» Material for this task:
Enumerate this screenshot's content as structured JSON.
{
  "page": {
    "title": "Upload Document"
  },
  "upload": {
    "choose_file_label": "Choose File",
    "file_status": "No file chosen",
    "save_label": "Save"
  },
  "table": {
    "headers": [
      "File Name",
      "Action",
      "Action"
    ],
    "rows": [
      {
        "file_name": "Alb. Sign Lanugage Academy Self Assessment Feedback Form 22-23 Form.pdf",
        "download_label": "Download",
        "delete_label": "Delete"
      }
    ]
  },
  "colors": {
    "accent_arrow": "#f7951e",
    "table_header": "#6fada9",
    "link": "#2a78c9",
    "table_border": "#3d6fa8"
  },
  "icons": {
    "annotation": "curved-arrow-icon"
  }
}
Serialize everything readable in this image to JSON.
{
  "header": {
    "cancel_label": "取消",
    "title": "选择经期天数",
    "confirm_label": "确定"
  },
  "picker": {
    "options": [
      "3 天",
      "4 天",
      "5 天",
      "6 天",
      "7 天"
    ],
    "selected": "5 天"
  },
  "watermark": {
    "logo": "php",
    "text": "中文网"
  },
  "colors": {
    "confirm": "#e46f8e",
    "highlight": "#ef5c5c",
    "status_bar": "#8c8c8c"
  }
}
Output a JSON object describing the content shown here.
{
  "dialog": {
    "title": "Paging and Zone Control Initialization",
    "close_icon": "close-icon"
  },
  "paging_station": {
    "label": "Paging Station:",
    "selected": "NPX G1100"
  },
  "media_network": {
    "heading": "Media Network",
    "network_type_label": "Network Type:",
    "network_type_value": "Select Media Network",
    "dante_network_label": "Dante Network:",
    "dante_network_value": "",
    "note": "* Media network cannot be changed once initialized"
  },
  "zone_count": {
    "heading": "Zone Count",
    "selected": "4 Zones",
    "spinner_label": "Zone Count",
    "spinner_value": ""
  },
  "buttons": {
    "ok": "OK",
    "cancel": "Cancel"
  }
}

» Your objective:
Each entry above is to be printed again exactly.

» Exercise response:
Enumerate this screenshot's content as structured JSON.
{
  "page": {
    "title": "Upload Document"
  },
  "upload": {
    "choose_file_label": "Choose File",
    "file_status": "No file chosen",
    "save_label": "Save"
  },
  "table": {
    "headers": [
      "File Name",
      "Action",
      "Action"
    ],
    "rows": [
      {
        "file_name": "Alb. Sign Lanugage Academy Self Assessment Feedback Form 22-23 Form.pdf",
        "download_label": "Download",
        "delete_label": "Delete"
      }
    ]
  },
  "colors": {
    "accent_arrow": "#f7951e",
    "table_header": "#6fada9",
    "link": "#2a78c9",
    "table_border": "#3d6fa8"
  },
  "icons": {
    "annotation": "curved-arrow-icon"
  }
}
Serialize everything readable in this image to JSON.
{
  "header": {
    "cancel_label": "取消",
    "title": "选择经期天数",
    "confirm_label": "确定"
  },
  "picker": {
    "options": [
      "3 天",
      "4 天",
      "5 天",
      "6 天",
      "7 天"
    ],
    "selected": "5 天"
  },
  "watermark": {
    "logo": "php",
    "text": "中文网"
  },
  "colors": {
    "confirm": "#e46f8e",
    "highlight": "#ef5c5c",
    "status_bar": "#8c8c8c"
  }
}
Output a JSON object describing the content shown here.
{
  "dialog": {
    "title": "Paging and Zone Control Initialization",
    "close_icon": "close-icon"
  },
  "paging_station": {
    "label": "Paging Station:",
    "selected": "NPX G1100"
  },
  "media_network": {
    "heading": "Media Network",
    "network_type_label": "Network Type:",
    "network_type_value": "Select Media Network",
    "dante_network_label": "Dante Network:",
    "dante_network_value": "",
    "note": "* Media network cannot be changed once initialized"
  },
  "zone_count": {
    "heading": "Zone Count",
    "selected": "4 Zones",
    "spinner_label": "Zone Count",
    "spinner_value": ""
  },
  "buttons": {
    "ok": "OK",
    "cancel": "Cancel"
  }
}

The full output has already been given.